● TASK PROMPT
Write each line word for word, from the line that contains "Extract all readable text from this page." through the last line of the material below.

● DATASET ENTRIES
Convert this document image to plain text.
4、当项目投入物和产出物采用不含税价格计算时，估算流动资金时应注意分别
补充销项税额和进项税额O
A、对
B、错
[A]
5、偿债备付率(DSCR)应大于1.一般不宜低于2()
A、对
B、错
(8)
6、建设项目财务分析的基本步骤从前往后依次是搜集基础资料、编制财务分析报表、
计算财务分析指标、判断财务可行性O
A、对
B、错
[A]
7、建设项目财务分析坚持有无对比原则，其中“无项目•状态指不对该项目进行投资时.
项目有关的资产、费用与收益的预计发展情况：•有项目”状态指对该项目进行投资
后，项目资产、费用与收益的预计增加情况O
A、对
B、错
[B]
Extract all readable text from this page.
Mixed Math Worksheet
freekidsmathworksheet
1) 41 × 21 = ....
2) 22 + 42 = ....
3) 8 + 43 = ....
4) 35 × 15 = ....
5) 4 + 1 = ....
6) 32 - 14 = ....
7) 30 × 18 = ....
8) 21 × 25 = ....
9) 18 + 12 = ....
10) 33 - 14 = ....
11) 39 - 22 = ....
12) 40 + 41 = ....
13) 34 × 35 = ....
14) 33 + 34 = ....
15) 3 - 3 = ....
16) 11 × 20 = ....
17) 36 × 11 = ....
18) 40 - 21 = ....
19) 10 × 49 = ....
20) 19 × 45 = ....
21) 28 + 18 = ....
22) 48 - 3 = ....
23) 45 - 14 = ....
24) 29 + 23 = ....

● THE RESULT
Extract all readable text from this page.
Mixed Math Worksheet
freekidsmathworksheet
1) 41 × 21 = ....
2) 22 + 42 = ....
3) 8 + 43 = ....
4) 35 × 15 = ....
5) 4 + 1 = ....
6) 32 - 14 = ....
7) 30 × 18 = ....
8) 21 × 25 = ....
9) 18 + 12 = ....
10) 33 - 14 = ....
11) 39 - 22 = ....
12) 40 + 41 = ....
13) 34 × 35 = ....
14) 33 + 34 = ....
15) 3 - 3 = ....
16) 11 × 20 = ....
17) 36 × 11 = ....
18) 40 - 21 = ....
19) 10 × 49 = ....
20) 19 × 45 = ....
21) 28 + 18 = ....
22) 48 - 3 = ....
23) 45 - 14 = ....
24) 29 + 23 = ....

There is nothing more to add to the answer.